> _Set problem_: Reproduce all of the data exactly.

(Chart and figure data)

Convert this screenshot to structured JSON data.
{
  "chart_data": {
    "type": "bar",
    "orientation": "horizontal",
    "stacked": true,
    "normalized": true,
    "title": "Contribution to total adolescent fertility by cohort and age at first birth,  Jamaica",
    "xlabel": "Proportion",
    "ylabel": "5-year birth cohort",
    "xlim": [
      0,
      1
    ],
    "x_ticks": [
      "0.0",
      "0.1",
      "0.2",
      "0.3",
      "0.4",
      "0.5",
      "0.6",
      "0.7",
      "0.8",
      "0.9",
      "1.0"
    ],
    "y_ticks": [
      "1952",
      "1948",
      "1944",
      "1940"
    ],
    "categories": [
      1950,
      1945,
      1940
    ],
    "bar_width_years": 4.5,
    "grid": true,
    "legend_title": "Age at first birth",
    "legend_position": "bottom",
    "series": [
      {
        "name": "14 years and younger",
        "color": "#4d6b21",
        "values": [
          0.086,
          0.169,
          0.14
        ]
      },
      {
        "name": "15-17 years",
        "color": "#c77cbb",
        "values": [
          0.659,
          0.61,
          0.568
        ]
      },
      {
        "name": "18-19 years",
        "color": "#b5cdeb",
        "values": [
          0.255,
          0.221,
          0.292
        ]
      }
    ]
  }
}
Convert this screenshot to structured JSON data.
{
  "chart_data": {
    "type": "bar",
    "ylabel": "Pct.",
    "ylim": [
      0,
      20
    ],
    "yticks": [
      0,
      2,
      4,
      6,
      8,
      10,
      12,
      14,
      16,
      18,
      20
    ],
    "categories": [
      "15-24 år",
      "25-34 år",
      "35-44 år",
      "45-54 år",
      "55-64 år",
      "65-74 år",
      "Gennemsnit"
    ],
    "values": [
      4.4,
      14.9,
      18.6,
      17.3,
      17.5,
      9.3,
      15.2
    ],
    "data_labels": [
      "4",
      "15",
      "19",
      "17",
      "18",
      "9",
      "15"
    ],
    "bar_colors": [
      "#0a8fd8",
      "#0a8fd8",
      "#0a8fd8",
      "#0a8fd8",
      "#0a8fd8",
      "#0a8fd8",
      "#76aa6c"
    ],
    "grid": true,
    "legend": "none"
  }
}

> _Task answer_:
Convert this screenshot to structured JSON data.
{
  "chart_data": {
    "type": "bar",
    "orientation": "horizontal",
    "stacked": true,
    "normalized": true,
    "title": "Contribution to total adolescent fertility by cohort and age at first birth,  Jamaica",
    "xlabel": "Proportion",
    "ylabel": "5-year birth cohort",
    "xlim": [
      0,
      1
    ],
    "x_ticks": [
      "0.0",
      "0.1",
      "0.2",
      "0.3",
      "0.4",
      "0.5",
      "0.6",
      "0.7",
      "0.8",
      "0.9",
      "1.0"
    ],
    "y_ticks": [
      "1952",
      "1948",
      "1944",
      "1940"
    ],
    "categories": [
      1950,
      1945,
      1940
    ],
    "bar_width_years": 4.5,
    "grid": true,
    "legend_title": "Age at first birth",
    "legend_position": "bottom",
    "series": [
      {
        "name": "14 years and younger",
        "color": "#4d6b21",
        "values": [
          0.086,
          0.169,
          0.14
        ]
      },
      {
        "name": "15-17 years",
        "color": "#c77cbb",
        "values": [
          0.659,
          0.61,
          0.568
        ]
      },
      {
        "name": "18-19 years",
        "color": "#b5cdeb",
        "values": [
          0.255,
          0.221,
          0.292
        ]
      }
    ]
  }
}
Convert this screenshot to structured JSON data.
{
  "chart_data": {
    "type": "bar",
    "ylabel": "Pct.",
    "ylim": [
      0,
      20
    ],
    "yticks": [
      0,
      2,
      4,
      6,
      8,
      10,
      12,
      14,
      16,
      18,
      20
    ],
    "categories": [
      "15-24 år",
      "25-34 år",
      "35-44 år",
      "45-54 år",
      "55-64 år",
      "65-74 år",
      "Gennemsnit"
    ],
    "values": [
      4.4,
      14.9,
      18.6,
      17.3,
      17.5,
      9.3,
      15.2
    ],
    "data_labels": [
      "4",
      "15",
      "19",
      "17",
      "18",
      "9",
      "15"
    ],
    "bar_colors": [
      "#0a8fd8",
      "#0a8fd8",
      "#0a8fd8",
      "#0a8fd8",
      "#0a8fd8",
      "#0a8fd8",
      "#76aa6c"
    ],
    "grid": true,
    "legend": "none"
  }
}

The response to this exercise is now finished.